** Start SUPPLIED MATERIAL **

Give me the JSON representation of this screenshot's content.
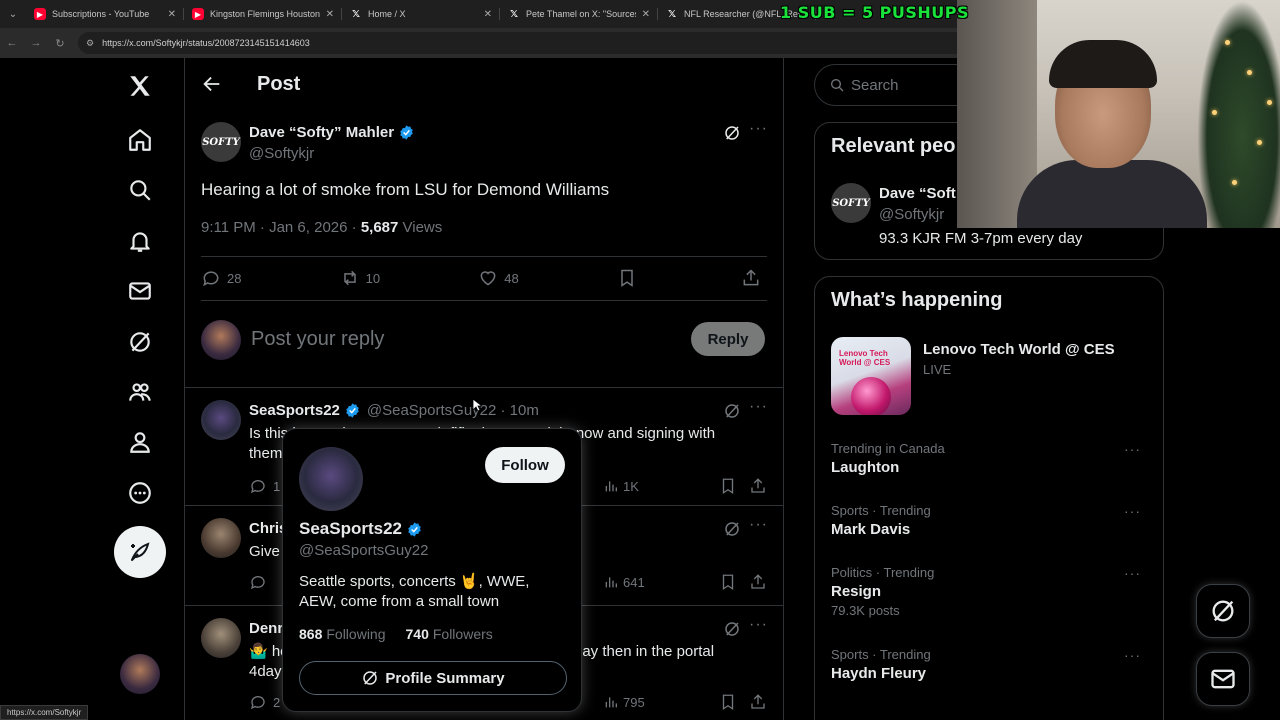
{
  "browser": {
    "tabs": [
      {
        "title": "Subscriptions - YouTube",
        "favicon": "youtube-icon"
      },
      {
        "title": "Kingston Flemings Houston Mi",
        "favicon": "youtube-icon"
      },
      {
        "title": "Home / X",
        "favicon": "x-logo-icon"
      },
      {
        "title": "Pete Thamel on X: \"Sources: Ol",
        "favicon": "x-logo-icon"
      },
      {
        "title": "NFL Researcher (@NFL_Rese",
        "favicon": "x-logo-icon"
      }
    ],
    "url": "https://x.com/Softykjr/status/2008723145151414603",
    "status_url": "https://x.com/Softykjr"
  },
  "overlay": {
    "banner": "1 SUB = 5 PUSHUPS"
  },
  "header": {
    "title": "Post"
  },
  "post": {
    "author_name": "Dave “Softy” Mahler",
    "author_handle": "@Softykjr",
    "avatar_text": "SOFTY",
    "text": "Hearing a lot of smoke from LSU for Demond Williams",
    "time": "9:11 PM · Jan 6, 2026 · ",
    "views_count": "5,687",
    "views_label": " Views",
    "replies": "28",
    "reposts": "10",
    "likes": "48"
  },
  "reply_composer": {
    "placeholder": "Post your reply",
    "button": "Reply"
  },
  "replies": [
    {
      "name": "SeaSports22",
      "handle": "@SeaSportsGuy22 · 10m",
      "text": "Is this happening cause Nash fifita is at UW right now and signing with them? I saw some stuff about it.",
      "reply_count": "1",
      "views": "1K"
    },
    {
      "name": "Chris",
      "handle": "",
      "text": "Give it a week then in the portal then \"in Dawd\"",
      "reply_count": "",
      "views": "641"
    },
    {
      "name": "Denn",
      "handle": "",
      "text": "🤷‍♂️ how does he get a deal with Washington one day then in the portal 4days later",
      "reply_count": "2",
      "views": "795"
    }
  ],
  "hovercard": {
    "name": "SeaSports22",
    "handle": "@SeaSportsGuy22",
    "bio": "Seattle sports, concerts 🤘, WWE, AEW, come from a small town",
    "following_count": "868",
    "following_label": "Following",
    "followers_count": "740",
    "followers_label": "Followers",
    "follow_button": "Follow",
    "summary_button": "Profile Summary"
  },
  "sidebar": {
    "search_placeholder": "Search",
    "relevant_title": "Relevant peo",
    "relevant_person": {
      "name": "Dave “Soft",
      "handle": "@Softykjr",
      "bio": "93.3 KJR FM 3-7pm every day",
      "avatar_text": "SOFTY"
    },
    "happening_title": "What’s happening",
    "event": {
      "title": "Lenovo Tech World @ CES",
      "status": "LIVE",
      "thumb_text": "Lenovo Tech World @ CES"
    },
    "trends": [
      {
        "category": "Trending in Canada",
        "name": "Laughton",
        "count": ""
      },
      {
        "category": "Sports · Trending",
        "name": "Mark Davis",
        "count": ""
      },
      {
        "category": "Politics · Trending",
        "name": "Resign",
        "count": "79.3K posts"
      },
      {
        "category": "Sports · Trending",
        "name": "Haydn Fleury",
        "count": ""
      }
    ]
  },
  "colors": {
    "accent_blue": "#1d9bf0",
    "banner_green": "#19e33a",
    "background": "#000000",
    "border": "#2f3336",
    "text_secondary": "#71767b"
  }
}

** End SUPPLIED MATERIAL **

# TASK GOAL:
Pick out all lines containing the string "Tech".

# OUTPUT OF THE EXERCISE:
      "title": "Lenovo Tech World @ CES",
      "thumb_text": "Lenovo Tech World @ CES"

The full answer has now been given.